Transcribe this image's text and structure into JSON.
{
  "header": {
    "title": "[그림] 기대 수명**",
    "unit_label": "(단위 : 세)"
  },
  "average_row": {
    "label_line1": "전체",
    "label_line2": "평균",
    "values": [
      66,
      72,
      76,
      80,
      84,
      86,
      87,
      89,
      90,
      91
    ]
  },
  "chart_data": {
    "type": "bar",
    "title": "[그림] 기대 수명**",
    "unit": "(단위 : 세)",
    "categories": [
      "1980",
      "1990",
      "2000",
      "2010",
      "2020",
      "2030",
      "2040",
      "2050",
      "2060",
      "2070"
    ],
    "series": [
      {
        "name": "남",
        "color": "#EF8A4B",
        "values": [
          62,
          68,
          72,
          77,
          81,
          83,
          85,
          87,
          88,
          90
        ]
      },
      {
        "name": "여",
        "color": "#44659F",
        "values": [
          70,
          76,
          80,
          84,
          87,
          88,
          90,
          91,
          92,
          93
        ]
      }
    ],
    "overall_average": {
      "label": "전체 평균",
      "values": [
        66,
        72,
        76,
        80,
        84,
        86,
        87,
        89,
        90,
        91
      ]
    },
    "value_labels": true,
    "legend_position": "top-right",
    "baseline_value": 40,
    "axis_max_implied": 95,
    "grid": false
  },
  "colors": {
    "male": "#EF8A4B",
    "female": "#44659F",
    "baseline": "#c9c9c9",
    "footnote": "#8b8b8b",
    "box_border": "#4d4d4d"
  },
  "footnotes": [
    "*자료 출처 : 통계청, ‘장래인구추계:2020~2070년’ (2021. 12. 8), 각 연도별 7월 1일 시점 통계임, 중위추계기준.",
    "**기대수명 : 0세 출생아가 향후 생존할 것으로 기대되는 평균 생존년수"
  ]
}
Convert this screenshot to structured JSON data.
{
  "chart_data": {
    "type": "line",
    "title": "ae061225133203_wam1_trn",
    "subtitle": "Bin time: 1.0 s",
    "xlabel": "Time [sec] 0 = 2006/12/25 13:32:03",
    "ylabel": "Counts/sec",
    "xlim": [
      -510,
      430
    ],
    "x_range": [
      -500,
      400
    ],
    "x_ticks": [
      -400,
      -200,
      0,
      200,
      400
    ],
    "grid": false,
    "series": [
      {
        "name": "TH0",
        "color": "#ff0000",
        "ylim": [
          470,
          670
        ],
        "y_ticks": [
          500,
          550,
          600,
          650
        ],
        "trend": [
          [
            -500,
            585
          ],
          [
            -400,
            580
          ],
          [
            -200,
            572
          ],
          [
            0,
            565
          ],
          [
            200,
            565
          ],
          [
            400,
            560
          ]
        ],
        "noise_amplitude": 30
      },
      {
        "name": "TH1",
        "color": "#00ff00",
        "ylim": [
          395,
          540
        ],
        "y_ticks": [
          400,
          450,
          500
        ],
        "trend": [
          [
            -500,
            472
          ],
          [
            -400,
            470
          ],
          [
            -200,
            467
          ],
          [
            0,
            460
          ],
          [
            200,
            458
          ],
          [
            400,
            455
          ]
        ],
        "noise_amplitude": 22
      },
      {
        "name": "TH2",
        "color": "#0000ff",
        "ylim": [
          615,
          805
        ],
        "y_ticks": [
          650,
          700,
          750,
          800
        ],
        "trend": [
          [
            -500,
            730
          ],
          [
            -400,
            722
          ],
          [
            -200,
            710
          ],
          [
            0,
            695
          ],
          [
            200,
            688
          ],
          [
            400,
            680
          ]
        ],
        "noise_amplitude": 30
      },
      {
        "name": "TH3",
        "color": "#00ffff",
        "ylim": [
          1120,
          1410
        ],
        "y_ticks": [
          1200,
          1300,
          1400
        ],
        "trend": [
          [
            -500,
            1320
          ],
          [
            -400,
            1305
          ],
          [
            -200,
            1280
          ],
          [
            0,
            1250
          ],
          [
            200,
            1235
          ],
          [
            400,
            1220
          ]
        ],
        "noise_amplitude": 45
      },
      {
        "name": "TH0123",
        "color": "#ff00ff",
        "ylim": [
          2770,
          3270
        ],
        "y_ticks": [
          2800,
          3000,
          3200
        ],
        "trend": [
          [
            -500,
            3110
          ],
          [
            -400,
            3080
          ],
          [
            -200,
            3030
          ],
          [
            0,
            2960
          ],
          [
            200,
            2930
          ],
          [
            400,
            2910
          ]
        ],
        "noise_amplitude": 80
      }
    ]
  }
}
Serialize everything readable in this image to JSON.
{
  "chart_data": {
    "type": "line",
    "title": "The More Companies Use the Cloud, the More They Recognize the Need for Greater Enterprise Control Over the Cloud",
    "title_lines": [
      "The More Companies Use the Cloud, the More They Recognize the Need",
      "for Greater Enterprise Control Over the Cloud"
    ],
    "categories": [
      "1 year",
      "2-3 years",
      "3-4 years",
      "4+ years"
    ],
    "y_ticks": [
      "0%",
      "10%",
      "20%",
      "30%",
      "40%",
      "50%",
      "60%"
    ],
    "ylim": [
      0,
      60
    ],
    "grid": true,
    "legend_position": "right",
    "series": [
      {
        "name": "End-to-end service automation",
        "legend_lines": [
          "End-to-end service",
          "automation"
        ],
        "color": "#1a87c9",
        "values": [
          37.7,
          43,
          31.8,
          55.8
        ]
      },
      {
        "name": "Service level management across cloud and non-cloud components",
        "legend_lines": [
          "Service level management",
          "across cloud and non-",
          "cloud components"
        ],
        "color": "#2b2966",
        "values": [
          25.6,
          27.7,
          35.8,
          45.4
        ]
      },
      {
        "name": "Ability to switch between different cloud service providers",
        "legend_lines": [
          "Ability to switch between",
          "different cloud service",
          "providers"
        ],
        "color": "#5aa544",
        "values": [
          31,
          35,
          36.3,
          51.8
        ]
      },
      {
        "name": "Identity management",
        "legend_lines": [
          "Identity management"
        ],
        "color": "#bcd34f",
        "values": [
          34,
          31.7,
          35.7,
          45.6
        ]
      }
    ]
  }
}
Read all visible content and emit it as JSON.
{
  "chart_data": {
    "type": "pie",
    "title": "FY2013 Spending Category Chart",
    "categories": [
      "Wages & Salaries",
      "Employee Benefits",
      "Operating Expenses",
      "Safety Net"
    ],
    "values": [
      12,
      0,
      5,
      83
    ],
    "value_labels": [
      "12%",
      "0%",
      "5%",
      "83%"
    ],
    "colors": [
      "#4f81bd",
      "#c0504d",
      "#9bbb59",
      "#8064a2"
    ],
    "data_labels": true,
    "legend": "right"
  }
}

= = = =

**To be done**.
Search the records above for the string "providers". Copy every line that contains it.

**Written reply**.
        "name": "Ability to switch between different cloud service providers",
          "providers"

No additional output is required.